[Work required]: From the entries that follow, gather each line holding the word "satu".

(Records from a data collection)
%%

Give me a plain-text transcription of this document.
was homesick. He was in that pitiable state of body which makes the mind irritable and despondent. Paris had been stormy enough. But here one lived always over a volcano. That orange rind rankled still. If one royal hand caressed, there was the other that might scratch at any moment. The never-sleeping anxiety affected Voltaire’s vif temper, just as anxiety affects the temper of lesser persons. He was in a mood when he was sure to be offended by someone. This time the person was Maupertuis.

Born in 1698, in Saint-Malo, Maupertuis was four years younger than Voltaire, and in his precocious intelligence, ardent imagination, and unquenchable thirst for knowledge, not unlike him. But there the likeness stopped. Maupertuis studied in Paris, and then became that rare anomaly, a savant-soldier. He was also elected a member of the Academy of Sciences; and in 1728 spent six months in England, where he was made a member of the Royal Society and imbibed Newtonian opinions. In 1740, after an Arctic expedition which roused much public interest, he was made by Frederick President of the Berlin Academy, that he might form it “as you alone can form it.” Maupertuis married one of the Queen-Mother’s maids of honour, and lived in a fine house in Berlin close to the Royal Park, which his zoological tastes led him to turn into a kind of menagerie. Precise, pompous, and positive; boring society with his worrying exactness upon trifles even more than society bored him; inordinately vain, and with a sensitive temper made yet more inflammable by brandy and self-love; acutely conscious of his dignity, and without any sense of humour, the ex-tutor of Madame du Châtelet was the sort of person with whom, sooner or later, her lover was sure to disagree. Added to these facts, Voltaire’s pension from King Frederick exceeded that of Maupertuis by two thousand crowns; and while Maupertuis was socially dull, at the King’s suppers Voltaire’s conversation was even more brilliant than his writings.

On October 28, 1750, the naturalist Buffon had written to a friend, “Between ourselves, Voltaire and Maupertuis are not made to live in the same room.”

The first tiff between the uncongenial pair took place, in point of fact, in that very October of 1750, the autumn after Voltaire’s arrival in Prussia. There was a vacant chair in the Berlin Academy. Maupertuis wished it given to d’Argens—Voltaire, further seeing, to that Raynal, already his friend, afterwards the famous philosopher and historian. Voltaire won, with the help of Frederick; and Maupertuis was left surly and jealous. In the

%%
%%

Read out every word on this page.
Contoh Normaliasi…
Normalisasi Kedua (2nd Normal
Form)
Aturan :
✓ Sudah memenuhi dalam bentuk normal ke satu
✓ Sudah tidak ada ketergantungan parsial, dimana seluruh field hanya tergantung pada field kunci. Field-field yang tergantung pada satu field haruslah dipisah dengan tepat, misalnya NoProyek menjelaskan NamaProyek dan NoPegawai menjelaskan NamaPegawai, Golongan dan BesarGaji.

%%

[The output]:
✓ Sudah memenuhi dalam bentuk normal ke satu
✓ Sudah tidak ada ketergantungan parsial, dimana seluruh field hanya tergantung pada field kunci. Field-field yang tergantung pada satu field haruslah dipisah dengan tepat, misalnya NoProyek menjelaskan NamaProyek dan NoPegawai menjelaskan NamaPegawai, Golongan dan BesarGaji.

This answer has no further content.